* Begin *

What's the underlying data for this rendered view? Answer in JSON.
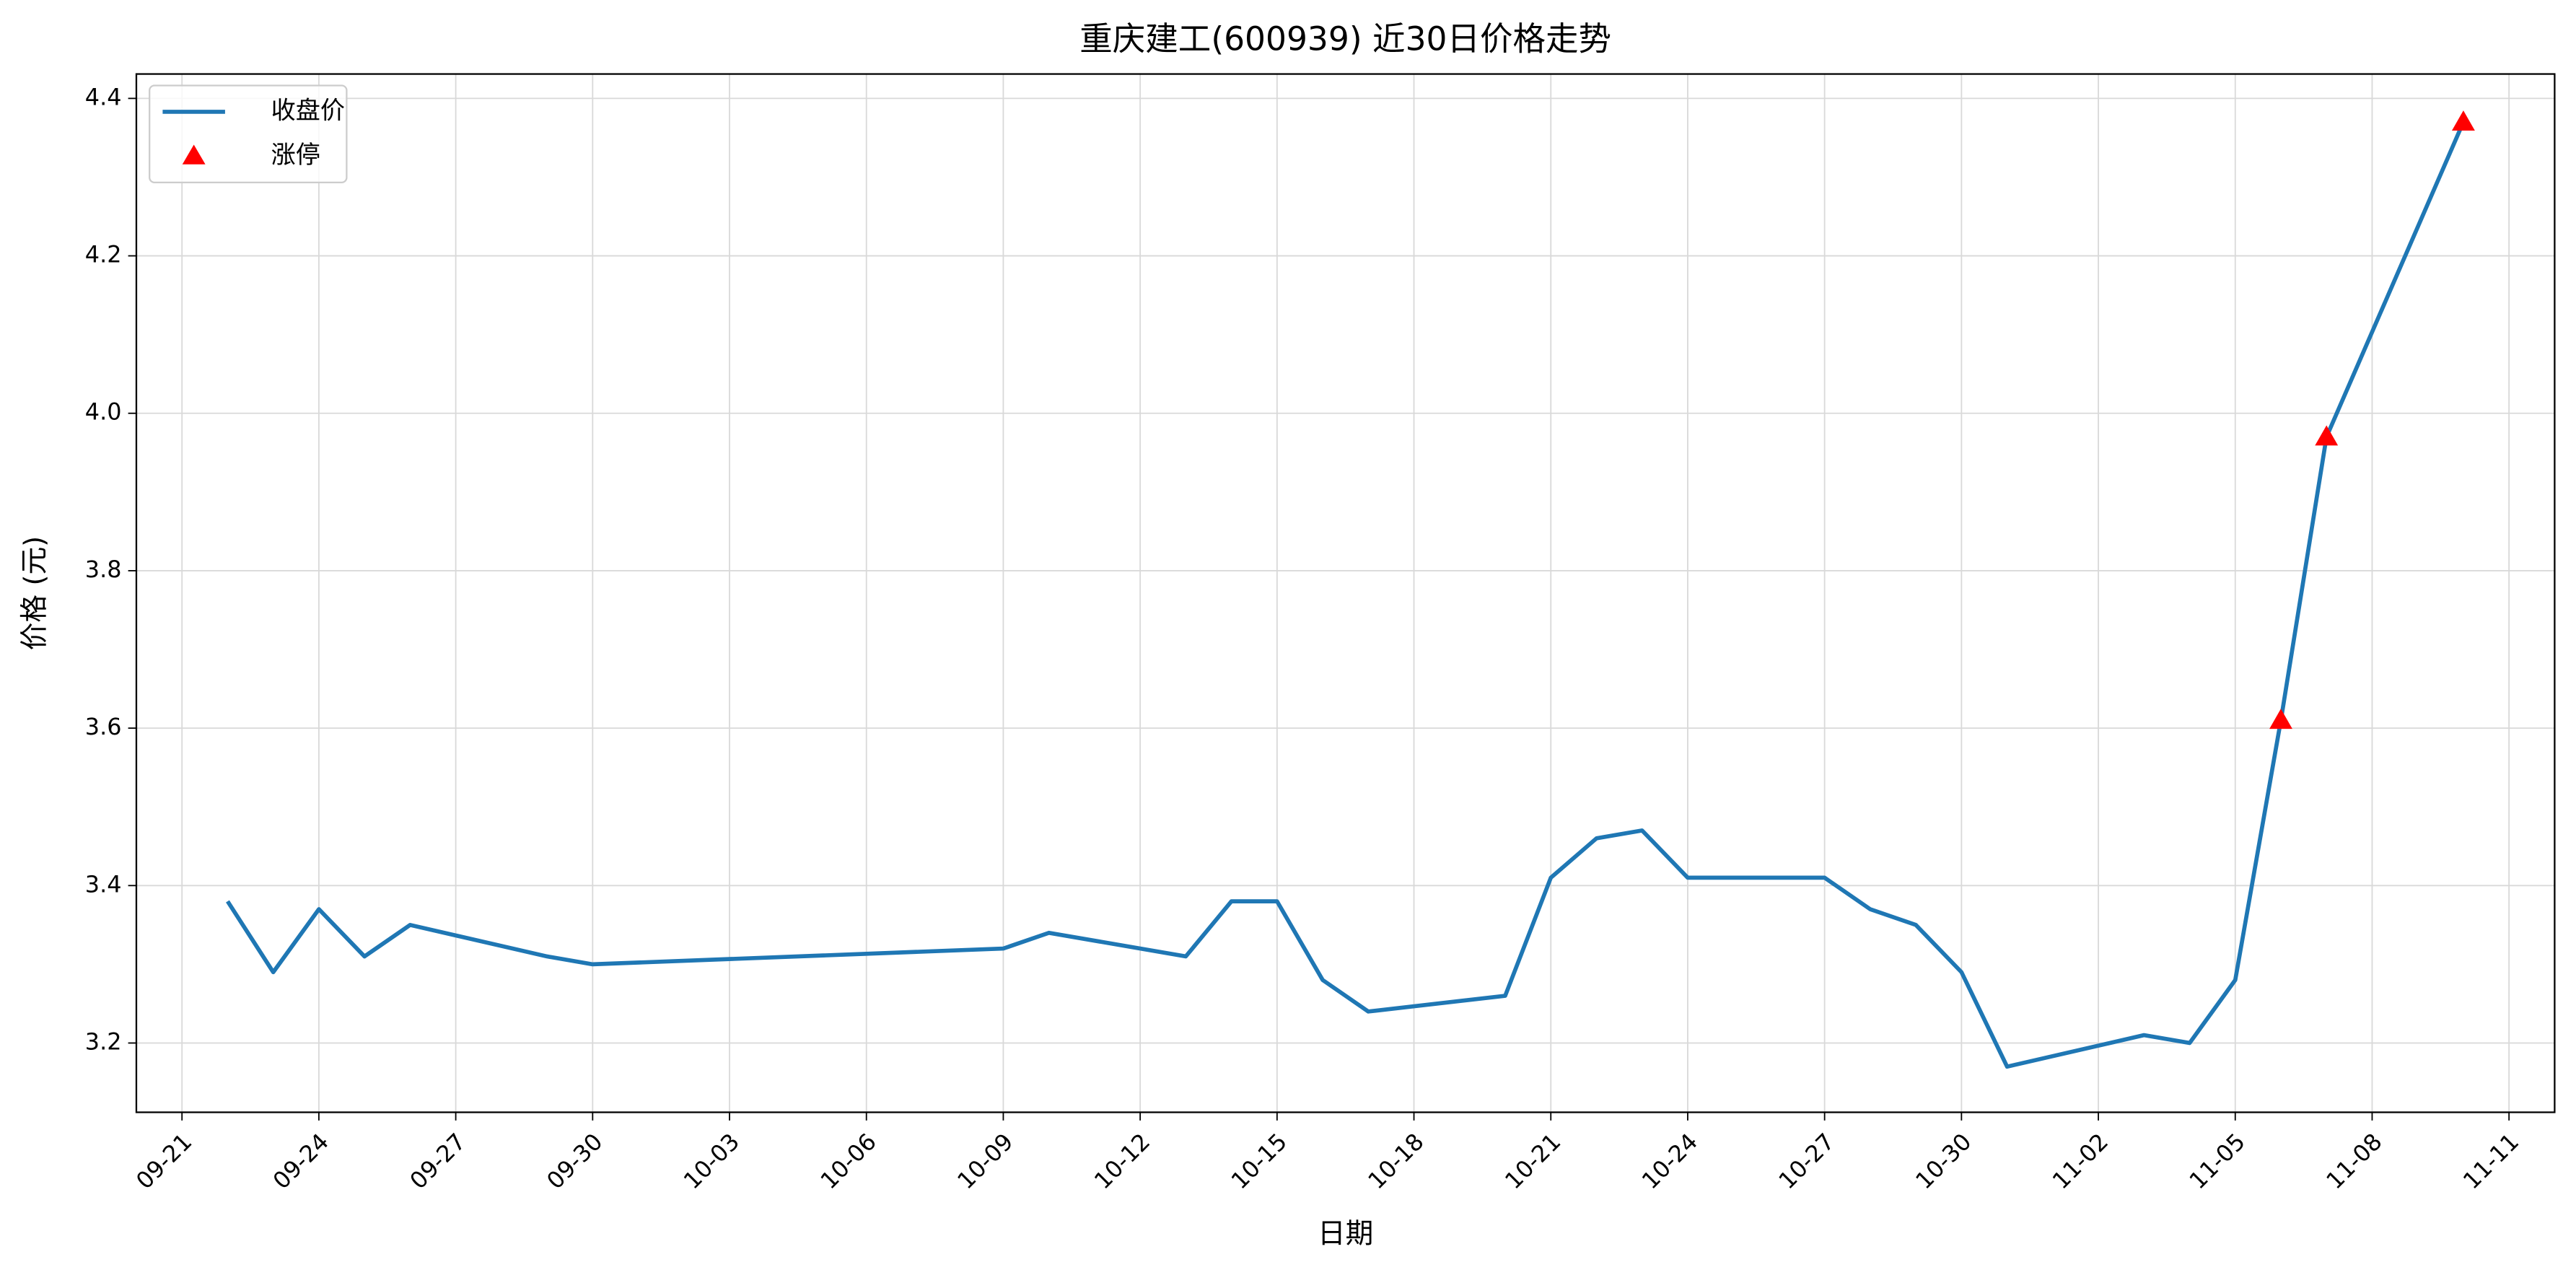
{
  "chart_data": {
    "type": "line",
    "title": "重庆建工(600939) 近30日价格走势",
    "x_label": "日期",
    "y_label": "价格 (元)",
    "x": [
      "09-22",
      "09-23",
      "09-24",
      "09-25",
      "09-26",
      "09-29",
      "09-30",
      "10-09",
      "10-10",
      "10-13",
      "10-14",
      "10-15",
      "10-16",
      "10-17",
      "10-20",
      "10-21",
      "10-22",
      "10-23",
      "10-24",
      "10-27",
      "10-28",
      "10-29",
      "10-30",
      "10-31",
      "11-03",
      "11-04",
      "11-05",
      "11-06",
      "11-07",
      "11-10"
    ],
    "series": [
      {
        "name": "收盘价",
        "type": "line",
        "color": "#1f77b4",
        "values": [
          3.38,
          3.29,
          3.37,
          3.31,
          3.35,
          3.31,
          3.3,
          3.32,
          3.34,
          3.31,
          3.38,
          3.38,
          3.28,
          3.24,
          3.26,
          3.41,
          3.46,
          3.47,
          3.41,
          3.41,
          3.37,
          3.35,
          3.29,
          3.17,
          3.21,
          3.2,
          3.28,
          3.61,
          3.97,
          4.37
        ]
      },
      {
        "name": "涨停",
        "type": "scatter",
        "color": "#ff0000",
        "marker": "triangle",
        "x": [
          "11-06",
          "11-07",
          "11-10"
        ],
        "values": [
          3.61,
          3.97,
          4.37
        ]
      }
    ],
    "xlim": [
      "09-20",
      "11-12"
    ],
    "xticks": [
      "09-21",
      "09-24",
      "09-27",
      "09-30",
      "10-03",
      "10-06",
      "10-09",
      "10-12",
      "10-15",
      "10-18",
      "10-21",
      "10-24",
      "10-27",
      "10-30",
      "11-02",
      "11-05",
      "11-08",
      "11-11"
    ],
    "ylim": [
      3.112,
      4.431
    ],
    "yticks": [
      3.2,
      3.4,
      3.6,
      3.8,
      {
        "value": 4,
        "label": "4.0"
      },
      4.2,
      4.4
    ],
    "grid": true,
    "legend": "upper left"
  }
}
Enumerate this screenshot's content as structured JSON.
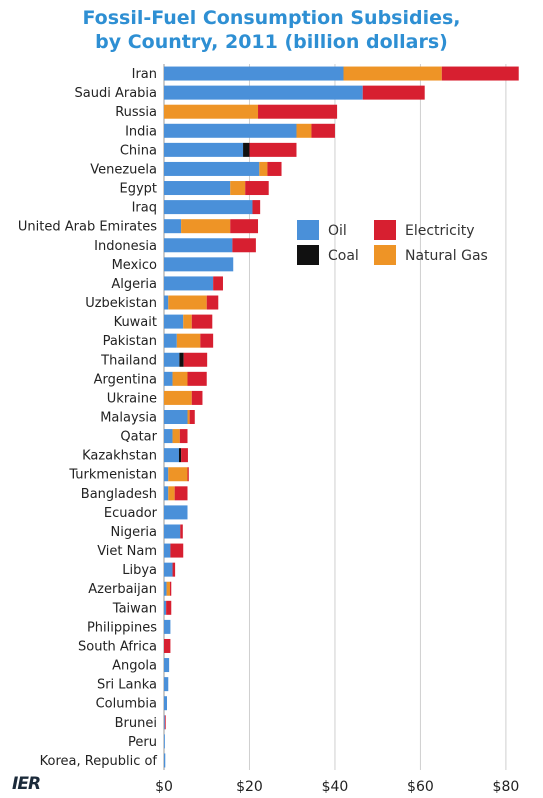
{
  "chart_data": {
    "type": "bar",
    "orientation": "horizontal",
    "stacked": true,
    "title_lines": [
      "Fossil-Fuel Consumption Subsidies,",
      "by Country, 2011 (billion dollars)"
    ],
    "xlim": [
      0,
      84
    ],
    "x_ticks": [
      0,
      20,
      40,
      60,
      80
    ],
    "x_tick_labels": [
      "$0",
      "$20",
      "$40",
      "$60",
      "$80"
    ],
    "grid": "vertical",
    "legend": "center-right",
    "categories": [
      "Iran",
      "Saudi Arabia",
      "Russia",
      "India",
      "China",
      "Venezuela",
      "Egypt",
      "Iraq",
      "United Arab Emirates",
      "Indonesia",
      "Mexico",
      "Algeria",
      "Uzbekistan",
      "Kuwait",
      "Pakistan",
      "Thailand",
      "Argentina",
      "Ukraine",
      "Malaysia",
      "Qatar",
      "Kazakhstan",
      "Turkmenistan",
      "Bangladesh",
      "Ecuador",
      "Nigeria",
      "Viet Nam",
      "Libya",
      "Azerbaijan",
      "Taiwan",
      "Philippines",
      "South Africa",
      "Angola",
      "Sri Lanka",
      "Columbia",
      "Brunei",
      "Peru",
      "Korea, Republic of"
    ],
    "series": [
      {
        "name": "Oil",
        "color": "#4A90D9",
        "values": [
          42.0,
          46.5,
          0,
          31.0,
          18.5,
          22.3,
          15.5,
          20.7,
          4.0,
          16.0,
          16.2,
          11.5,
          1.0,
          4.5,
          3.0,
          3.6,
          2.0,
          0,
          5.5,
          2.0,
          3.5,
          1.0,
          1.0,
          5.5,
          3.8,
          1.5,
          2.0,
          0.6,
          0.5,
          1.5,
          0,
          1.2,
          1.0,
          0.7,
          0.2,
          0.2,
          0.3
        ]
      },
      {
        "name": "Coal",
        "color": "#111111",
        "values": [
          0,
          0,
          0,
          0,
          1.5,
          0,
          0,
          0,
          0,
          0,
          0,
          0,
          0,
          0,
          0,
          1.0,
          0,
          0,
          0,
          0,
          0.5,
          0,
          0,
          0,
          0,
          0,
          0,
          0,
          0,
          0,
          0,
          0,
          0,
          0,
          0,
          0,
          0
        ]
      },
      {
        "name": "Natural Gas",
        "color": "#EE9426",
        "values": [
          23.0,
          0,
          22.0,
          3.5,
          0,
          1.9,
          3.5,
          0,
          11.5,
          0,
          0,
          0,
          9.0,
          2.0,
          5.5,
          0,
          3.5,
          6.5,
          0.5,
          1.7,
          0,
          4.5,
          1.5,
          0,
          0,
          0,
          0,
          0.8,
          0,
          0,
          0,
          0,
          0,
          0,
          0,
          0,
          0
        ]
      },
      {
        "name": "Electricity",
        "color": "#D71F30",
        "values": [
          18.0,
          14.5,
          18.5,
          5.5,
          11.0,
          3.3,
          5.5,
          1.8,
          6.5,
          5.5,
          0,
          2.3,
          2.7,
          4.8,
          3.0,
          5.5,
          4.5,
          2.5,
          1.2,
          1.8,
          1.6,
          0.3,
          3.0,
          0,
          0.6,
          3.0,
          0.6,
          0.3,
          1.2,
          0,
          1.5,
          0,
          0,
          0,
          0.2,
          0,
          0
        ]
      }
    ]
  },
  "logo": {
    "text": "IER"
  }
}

* End *

* **What you are asked to do**
Omit the pictures, then quote the rest of the material above exactly.

* **Final answer**
What's the underlying data for this rendered view? Answer in JSON.
{
  "chart_data": {
    "type": "line",
    "title": "重庆建工(600939) 近30日价格走势",
    "x_label": "日期",
    "y_label": "价格 (元)",
    "x": [
      "09-22",
      "09-23",
      "09-24",
      "09-25",
      "09-26",
      "09-29",
      "09-30",
      "10-09",
      "10-10",
      "10-13",
      "10-14",
      "10-15",
      "10-16",
      "10-17",
      "10-20",
      "10-21",
      "10-22",
      "10-23",
      "10-24",
      "10-27",
      "10-28",
      "10-29",
      "10-30",
      "10-31",
      "11-03",
      "11-04",
      "11-05",
      "11-06",
      "11-07",
      "11-10"
    ],
    "series": [
      {
        "name": "收盘价",
        "type": "line",
        "color": "#1f77b4",
        "values": [
          3.38,
          3.29,
          3.37,
          3.31,
          3.35,
          3.31,
          3.3,
          3.32,
          3.34,
          3.31,
          3.38,
          3.38,
          3.28,
          3.24,
          3.26,
          3.41,
          3.46,
          3.47,
          3.41,
          3.41,
          3.37,
          3.35,
          3.29,
          3.17,
          3.21,
          3.2,
          3.28,
          3.61,
          3.97,
          4.37
        ]
      },
      {
        "name": "涨停",
        "type": "scatter",
        "color": "#ff0000",
        "marker": "triangle",
        "x": [
          "11-06",
          "11-07",
          "11-10"
        ],
        "values": [
          3.61,
          3.97,
          4.37
        ]
      }
    ],
    "xlim": [
      "09-20",
      "11-12"
    ],
    "xticks": [
      "09-21",
      "09-24",
      "09-27",
      "09-30",
      "10-03",
      "10-06",
      "10-09",
      "10-12",
      "10-15",
      "10-18",
      "10-21",
      "10-24",
      "10-27",
      "10-30",
      "11-02",
      "11-05",
      "11-08",
      "11-11"
    ],
    "ylim": [
      3.112,
      4.431
    ],
    "yticks": [
      3.2,
      3.4,
      3.6,
      3.8,
      {
        "value": 4,
        "label": "4.0"
      },
      4.2,
      4.4
    ],
    "grid": true,
    "legend": "upper left"
  }
}
Enumerate this screenshot's content as structured JSON.
{
  "chart_data": {
    "type": "bar",
    "orientation": "horizontal",
    "stacked": true,
    "title_lines": [
      "Fossil-Fuel Consumption Subsidies,",
      "by Country, 2011 (billion dollars)"
    ],
    "xlim": [
      0,
      84
    ],
    "x_ticks": [
      0,
      20,
      40,
      60,
      80
    ],
    "x_tick_labels": [
      "$0",
      "$20",
      "$40",
      "$60",
      "$80"
    ],
    "grid": "vertical",
    "legend": "center-right",
    "categories": [
      "Iran",
      "Saudi Arabia",
      "Russia",
      "India",
      "China",
      "Venezuela",
      "Egypt",
      "Iraq",
      "United Arab Emirates",
      "Indonesia",
      "Mexico",
      "Algeria",
      "Uzbekistan",
      "Kuwait",
      "Pakistan",
      "Thailand",
      "Argentina",
      "Ukraine",
      "Malaysia",
      "Qatar",
      "Kazakhstan",
      "Turkmenistan",
      "Bangladesh",
      "Ecuador",
      "Nigeria",
      "Viet Nam",
      "Libya",
      "Azerbaijan",
      "Taiwan",
      "Philippines",
      "South Africa",
      "Angola",
      "Sri Lanka",
      "Columbia",
      "Brunei",
      "Peru",
      "Korea, Republic of"
    ],
    "series": [
      {
        "name": "Oil",
        "color": "#4A90D9",
        "values": [
          42.0,
          46.5,
          0,
          31.0,
          18.5,
          22.3,
          15.5,
          20.7,
          4.0,
          16.0,
          16.2,
          11.5,
          1.0,
          4.5,
          3.0,
          3.6,
          2.0,
          0,
          5.5,
          2.0,
          3.5,
          1.0,
          1.0,
          5.5,
          3.8,
          1.5,
          2.0,
          0.6,
          0.5,
          1.5,
          0,
          1.2,
          1.0,
          0.7,
          0.2,
          0.2,
          0.3
        ]
      },
      {
        "name": "Coal",
        "color": "#111111",
        "values": [
          0,
          0,
          0,
          0,
          1.5,
          0,
          0,
          0,
          0,
          0,
          0,
          0,
          0,
          0,
          0,
          1.0,
          0,
          0,
          0,
          0,
          0.5,
          0,
          0,
          0,
          0,
          0,
          0,
          0,
          0,
          0,
          0,
          0,
          0,
          0,
          0,
          0,
          0
        ]
      },
      {
        "name": "Natural Gas",
        "color": "#EE9426",
        "values": [
          23.0,
          0,
          22.0,
          3.5,
          0,
          1.9,
          3.5,
          0,
          11.5,
          0,
          0,
          0,
          9.0,
          2.0,
          5.5,
          0,
          3.5,
          6.5,
          0.5,
          1.7,
          0,
          4.5,
          1.5,
          0,
          0,
          0,
          0,
          0.8,
          0,
          0,
          0,
          0,
          0,
          0,
          0,
          0,
          0
        ]
      },
      {
        "name": "Electricity",
        "color": "#D71F30",
        "values": [
          18.0,
          14.5,
          18.5,
          5.5,
          11.0,
          3.3,
          5.5,
          1.8,
          6.5,
          5.5,
          0,
          2.3,
          2.7,
          4.8,
          3.0,
          5.5,
          4.5,
          2.5,
          1.2,
          1.8,
          1.6,
          0.3,
          3.0,
          0,
          0.6,
          3.0,
          0.6,
          0.3,
          1.2,
          0,
          1.5,
          0,
          0,
          0,
          0.2,
          0,
          0
        ]
      }
    ]
  },
  "logo": {
    "text": "IER"
  }
}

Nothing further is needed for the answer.